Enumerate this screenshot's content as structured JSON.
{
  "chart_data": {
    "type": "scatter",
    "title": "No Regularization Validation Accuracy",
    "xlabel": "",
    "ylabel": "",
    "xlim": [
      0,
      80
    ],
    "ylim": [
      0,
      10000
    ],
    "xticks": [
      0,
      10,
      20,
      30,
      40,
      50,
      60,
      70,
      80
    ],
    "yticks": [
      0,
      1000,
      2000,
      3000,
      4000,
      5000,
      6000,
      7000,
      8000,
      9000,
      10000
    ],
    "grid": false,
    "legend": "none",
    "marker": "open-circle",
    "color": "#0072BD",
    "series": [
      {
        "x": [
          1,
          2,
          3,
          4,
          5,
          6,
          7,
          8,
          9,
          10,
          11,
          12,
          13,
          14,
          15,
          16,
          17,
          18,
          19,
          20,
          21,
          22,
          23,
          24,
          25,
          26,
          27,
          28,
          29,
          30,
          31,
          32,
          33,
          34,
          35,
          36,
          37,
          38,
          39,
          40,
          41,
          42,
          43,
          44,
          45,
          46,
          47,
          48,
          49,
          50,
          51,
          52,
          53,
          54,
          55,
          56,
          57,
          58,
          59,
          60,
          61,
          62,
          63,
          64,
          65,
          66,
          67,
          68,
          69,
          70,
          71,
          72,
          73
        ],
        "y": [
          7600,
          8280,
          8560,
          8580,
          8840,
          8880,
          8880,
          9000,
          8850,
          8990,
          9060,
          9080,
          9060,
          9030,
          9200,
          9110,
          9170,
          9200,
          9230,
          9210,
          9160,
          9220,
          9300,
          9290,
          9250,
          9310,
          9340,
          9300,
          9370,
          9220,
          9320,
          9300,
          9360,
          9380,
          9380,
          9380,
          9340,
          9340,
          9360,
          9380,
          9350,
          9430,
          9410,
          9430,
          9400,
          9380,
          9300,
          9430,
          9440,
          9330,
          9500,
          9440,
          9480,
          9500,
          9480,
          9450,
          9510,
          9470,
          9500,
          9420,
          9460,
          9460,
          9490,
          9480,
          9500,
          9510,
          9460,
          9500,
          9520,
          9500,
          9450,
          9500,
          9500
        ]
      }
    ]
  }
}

---+---

TASK DIRECTIONS —
Repeat all the entries word for word.

OUTPUT OF THE TASK —
Enumerate this screenshot's content as structured JSON.
{
  "chart_data": {
    "type": "scatter",
    "title": "No Regularization Validation Accuracy",
    "xlabel": "",
    "ylabel": "",
    "xlim": [
      0,
      80
    ],
    "ylim": [
      0,
      10000
    ],
    "xticks": [
      0,
      10,
      20,
      30,
      40,
      50,
      60,
      70,
      80
    ],
    "yticks": [
      0,
      1000,
      2000,
      3000,
      4000,
      5000,
      6000,
      7000,
      8000,
      9000,
      10000
    ],
    "grid": false,
    "legend": "none",
    "marker": "open-circle",
    "color": "#0072BD",
    "series": [
      {
        "x": [
          1,
          2,
          3,
          4,
          5,
          6,
          7,
          8,
          9,
          10,
          11,
          12,
          13,
          14,
          15,
          16,
          17,
          18,
          19,
          20,
          21,
          22,
          23,
          24,
          25,
          26,
          27,
          28,
          29,
          30,
          31,
          32,
          33,
          34,
          35,
          36,
          37,
          38,
          39,
          40,
          41,
          42,
          43,
          44,
          45,
          46,
          47,
          48,
          49,
          50,
          51,
          52,
          53,
          54,
          55,
          56,
          57,
          58,
          59,
          60,
          61,
          62,
          63,
          64,
          65,
          66,
          67,
          68,
          69,
          70,
          71,
          72,
          73
        ],
        "y": [
          7600,
          8280,
          8560,
          8580,
          8840,
          8880,
          8880,
          9000,
          8850,
          8990,
          9060,
          9080,
          9060,
          9030,
          9200,
          9110,
          9170,
          9200,
          9230,
          9210,
          9160,
          9220,
          9300,
          9290,
          9250,
          9310,
          9340,
          9300,
          9370,
          9220,
          9320,
          9300,
          9360,
          9380,
          9380,
          9380,
          9340,
          9340,
          9360,
          9380,
          9350,
          9430,
          9410,
          9430,
          9400,
          9380,
          9300,
          9430,
          9440,
          9330,
          9500,
          9440,
          9480,
          9500,
          9480,
          9450,
          9510,
          9470,
          9500,
          9420,
          9460,
          9460,
          9490,
          9480,
          9500,
          9510,
          9460,
          9500,
          9520,
          9500,
          9450,
          9500,
          9500
        ]
      }
    ]
  }
}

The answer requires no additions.